◆ **GIVEN INSTRUCTION**
Find every line with the string "high" in it, count them, and reply with that count only.

-- BEGIN DATASET EXCERPTS --

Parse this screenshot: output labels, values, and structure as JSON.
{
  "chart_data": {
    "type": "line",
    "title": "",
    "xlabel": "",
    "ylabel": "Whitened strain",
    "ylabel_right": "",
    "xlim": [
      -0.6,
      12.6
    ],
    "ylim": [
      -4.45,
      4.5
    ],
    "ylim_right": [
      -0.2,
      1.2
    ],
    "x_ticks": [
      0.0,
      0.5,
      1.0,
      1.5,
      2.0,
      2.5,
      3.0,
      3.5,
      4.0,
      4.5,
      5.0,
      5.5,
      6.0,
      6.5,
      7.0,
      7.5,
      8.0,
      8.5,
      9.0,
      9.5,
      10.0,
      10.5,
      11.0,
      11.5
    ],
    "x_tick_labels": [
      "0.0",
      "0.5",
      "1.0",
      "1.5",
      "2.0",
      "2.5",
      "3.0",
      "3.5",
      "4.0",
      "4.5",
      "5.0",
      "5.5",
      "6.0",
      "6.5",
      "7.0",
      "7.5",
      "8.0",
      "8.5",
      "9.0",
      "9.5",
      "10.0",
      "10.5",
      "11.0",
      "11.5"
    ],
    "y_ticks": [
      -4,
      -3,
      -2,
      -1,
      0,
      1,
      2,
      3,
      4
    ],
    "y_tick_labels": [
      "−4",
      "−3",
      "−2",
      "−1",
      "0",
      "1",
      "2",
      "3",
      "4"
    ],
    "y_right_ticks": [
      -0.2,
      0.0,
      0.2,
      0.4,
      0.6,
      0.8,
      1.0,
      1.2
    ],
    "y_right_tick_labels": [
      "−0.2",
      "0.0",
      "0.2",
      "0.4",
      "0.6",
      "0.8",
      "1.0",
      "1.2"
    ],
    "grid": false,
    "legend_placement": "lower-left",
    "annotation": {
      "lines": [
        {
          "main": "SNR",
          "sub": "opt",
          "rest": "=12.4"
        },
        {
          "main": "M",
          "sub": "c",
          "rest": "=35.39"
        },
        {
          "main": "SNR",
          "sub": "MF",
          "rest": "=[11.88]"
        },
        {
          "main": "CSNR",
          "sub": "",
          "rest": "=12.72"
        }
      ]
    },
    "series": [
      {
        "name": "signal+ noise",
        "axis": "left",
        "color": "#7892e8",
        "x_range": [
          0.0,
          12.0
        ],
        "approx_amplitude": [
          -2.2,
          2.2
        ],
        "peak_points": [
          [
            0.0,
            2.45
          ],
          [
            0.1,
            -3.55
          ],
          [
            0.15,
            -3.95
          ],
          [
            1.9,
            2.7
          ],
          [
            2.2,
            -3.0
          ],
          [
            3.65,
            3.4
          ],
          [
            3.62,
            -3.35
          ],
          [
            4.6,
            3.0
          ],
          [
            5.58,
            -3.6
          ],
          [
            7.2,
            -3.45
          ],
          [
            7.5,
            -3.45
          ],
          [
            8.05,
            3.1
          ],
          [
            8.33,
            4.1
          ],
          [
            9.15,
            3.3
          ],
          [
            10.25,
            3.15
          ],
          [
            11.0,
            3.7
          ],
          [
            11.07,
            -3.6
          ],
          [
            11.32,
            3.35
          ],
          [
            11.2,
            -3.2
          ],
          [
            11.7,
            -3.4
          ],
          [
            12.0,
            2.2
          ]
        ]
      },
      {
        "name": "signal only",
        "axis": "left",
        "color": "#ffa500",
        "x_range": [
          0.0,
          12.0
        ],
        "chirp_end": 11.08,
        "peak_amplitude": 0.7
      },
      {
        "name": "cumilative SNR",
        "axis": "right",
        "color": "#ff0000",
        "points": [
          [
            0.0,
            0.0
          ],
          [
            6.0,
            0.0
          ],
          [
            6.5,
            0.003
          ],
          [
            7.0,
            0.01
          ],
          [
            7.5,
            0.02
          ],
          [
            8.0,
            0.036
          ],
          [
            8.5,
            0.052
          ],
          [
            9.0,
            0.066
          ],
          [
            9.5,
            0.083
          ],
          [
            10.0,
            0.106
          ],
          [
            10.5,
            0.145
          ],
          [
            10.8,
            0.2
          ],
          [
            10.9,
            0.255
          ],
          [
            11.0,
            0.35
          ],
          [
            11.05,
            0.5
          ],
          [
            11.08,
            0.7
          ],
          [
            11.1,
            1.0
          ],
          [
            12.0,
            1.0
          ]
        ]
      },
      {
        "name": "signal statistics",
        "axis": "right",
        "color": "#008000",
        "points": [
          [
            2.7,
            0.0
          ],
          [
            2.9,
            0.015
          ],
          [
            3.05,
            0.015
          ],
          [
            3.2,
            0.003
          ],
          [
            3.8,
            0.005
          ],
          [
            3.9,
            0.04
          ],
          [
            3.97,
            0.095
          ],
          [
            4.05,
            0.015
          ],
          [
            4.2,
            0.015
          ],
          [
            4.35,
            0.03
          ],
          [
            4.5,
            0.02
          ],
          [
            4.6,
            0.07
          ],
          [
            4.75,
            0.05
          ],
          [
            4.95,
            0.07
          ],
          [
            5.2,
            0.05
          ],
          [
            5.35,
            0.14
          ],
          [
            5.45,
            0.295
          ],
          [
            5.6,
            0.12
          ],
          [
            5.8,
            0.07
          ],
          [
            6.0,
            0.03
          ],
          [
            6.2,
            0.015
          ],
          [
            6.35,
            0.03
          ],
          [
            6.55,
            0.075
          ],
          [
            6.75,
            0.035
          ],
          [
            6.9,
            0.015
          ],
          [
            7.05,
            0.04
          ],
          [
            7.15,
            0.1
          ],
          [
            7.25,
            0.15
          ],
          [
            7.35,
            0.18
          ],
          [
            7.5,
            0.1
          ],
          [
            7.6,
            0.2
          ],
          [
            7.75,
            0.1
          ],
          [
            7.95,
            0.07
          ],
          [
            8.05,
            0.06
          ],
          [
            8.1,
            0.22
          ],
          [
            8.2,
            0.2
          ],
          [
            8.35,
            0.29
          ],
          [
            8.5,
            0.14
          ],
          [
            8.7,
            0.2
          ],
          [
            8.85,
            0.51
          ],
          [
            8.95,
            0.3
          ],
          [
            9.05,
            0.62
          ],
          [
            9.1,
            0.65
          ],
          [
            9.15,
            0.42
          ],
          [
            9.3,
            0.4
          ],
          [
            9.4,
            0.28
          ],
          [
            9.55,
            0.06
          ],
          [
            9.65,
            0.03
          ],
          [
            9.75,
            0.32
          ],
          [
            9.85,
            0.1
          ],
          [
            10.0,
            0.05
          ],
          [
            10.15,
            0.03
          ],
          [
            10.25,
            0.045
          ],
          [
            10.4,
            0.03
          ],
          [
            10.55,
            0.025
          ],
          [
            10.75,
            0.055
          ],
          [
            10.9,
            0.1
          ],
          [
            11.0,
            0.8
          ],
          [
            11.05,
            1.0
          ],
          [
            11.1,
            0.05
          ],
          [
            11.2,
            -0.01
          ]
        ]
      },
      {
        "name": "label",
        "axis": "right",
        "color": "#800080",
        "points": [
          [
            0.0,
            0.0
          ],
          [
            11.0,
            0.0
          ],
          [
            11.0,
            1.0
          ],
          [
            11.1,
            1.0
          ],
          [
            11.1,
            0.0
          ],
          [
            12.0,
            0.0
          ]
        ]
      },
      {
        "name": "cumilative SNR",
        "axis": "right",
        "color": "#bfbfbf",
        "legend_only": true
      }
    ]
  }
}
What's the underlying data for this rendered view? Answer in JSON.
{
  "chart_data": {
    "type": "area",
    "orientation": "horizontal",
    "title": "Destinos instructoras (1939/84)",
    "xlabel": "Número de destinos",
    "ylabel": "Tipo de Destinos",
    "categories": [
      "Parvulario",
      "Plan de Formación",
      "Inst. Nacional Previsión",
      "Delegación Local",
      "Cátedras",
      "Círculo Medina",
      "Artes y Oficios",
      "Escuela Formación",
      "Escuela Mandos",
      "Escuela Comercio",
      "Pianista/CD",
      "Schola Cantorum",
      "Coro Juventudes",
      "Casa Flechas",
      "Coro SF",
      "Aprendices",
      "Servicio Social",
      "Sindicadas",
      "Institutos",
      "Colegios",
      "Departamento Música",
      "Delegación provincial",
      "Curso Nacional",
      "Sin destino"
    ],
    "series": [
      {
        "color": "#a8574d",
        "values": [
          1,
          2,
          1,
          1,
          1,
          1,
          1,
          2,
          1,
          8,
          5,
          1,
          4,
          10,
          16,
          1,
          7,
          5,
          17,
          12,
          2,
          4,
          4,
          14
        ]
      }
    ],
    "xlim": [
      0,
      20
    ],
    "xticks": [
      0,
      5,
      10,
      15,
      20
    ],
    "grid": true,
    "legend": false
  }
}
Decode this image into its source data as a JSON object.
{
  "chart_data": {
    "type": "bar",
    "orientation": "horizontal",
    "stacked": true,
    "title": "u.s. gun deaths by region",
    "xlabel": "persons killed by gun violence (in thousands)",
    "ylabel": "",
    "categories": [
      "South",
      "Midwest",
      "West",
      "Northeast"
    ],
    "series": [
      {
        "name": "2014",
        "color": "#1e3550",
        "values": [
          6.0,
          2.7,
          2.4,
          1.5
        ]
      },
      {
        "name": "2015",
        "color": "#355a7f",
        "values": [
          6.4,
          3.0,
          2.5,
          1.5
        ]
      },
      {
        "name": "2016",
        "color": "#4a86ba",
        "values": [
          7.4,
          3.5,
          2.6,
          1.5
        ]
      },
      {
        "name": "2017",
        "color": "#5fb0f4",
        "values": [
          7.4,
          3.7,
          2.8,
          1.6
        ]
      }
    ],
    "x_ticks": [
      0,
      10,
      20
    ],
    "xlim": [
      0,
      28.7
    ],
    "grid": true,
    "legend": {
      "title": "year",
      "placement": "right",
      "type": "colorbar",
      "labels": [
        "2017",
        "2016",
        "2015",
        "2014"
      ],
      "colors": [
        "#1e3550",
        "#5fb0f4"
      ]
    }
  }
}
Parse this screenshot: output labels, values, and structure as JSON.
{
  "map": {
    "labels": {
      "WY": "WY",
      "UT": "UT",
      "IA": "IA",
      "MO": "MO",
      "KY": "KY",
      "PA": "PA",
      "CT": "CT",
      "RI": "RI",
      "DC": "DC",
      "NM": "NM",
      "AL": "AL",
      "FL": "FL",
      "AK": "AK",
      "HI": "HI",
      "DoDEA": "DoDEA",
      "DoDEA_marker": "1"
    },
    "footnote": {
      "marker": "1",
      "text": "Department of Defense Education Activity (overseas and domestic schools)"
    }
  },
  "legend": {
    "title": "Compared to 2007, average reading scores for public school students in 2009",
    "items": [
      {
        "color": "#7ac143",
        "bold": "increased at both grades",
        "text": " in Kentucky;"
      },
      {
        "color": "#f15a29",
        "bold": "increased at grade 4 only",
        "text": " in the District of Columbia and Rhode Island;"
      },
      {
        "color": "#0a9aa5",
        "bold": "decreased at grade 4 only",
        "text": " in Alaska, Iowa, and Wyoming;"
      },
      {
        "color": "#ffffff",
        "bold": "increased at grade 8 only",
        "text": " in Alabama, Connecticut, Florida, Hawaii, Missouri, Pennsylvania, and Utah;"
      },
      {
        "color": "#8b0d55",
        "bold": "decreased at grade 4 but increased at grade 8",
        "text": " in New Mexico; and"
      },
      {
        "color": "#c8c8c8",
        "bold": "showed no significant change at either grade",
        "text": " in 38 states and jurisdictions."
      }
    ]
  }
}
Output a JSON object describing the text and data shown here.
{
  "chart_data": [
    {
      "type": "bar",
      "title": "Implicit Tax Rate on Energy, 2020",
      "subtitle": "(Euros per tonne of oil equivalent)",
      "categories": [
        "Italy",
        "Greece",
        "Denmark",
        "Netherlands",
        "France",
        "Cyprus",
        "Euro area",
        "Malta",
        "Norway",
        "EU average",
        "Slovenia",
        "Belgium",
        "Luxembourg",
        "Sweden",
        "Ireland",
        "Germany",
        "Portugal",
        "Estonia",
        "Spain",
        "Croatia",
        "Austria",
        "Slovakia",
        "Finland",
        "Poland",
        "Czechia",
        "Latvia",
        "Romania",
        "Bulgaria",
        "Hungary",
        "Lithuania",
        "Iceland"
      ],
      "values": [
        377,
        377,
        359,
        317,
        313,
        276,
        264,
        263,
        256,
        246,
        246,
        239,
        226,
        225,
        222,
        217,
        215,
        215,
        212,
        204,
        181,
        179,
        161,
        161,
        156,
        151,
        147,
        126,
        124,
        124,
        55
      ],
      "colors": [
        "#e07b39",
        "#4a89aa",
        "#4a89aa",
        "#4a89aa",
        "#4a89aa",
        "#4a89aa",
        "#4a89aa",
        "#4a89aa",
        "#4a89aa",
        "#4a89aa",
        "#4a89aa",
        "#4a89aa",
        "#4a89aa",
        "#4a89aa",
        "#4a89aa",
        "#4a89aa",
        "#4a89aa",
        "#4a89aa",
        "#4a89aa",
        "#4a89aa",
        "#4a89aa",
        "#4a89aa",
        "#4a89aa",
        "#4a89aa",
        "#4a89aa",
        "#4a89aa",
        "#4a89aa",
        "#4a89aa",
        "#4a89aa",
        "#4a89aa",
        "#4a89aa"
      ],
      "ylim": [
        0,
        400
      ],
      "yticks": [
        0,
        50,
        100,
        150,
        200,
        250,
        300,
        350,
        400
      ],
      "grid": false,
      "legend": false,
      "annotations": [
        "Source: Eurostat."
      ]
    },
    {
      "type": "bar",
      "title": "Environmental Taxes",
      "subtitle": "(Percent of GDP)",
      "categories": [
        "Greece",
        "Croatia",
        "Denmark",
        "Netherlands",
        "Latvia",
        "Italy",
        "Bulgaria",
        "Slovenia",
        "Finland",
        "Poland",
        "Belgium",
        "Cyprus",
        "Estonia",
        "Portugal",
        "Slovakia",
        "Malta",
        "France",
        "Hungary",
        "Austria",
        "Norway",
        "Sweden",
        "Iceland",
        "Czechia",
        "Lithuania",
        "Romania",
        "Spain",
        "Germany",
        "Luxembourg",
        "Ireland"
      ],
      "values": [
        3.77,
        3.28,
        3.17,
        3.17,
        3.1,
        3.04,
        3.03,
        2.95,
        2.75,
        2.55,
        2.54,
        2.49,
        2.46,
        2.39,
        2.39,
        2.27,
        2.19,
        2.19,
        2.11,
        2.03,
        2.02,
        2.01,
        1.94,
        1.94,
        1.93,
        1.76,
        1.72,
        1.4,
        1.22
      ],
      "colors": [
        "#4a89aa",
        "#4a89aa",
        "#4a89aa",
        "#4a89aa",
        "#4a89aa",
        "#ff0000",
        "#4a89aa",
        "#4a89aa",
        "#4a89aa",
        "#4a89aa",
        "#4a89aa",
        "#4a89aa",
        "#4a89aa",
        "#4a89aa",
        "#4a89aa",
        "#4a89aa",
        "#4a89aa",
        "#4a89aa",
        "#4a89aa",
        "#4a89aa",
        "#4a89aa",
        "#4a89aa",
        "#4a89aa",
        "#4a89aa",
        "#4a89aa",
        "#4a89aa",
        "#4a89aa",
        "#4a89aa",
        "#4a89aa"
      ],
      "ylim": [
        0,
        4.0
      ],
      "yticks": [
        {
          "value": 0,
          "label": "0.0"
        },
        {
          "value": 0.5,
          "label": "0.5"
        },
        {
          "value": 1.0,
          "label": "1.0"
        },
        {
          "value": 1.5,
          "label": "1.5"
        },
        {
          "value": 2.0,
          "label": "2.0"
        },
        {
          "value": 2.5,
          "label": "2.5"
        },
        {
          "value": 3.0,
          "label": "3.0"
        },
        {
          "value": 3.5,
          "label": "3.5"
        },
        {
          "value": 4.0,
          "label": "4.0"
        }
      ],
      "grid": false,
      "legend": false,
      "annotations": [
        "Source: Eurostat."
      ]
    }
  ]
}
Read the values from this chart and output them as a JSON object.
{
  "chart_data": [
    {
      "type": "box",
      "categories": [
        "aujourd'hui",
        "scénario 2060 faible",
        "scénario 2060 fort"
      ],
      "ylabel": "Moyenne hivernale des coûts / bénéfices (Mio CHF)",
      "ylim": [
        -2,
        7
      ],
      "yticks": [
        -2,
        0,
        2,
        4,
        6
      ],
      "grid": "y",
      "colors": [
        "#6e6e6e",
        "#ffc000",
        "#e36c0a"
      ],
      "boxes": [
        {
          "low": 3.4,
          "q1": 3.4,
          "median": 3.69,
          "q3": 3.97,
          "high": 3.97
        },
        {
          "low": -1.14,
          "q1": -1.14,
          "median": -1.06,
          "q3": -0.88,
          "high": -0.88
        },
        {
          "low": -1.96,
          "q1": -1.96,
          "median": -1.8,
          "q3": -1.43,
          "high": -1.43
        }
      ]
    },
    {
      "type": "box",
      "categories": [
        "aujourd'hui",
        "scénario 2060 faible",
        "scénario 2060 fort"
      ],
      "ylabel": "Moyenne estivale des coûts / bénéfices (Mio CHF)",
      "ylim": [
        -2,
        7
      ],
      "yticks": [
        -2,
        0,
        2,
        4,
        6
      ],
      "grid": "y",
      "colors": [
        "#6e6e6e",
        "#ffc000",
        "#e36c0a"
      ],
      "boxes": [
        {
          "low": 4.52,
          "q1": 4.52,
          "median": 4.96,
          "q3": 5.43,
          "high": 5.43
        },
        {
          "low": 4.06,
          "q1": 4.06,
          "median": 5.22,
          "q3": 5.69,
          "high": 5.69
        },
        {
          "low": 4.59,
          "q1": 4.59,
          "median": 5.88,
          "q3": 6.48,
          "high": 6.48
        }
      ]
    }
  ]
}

-- END DATASET EXCERPTS --

◆ **RESPONSE**
6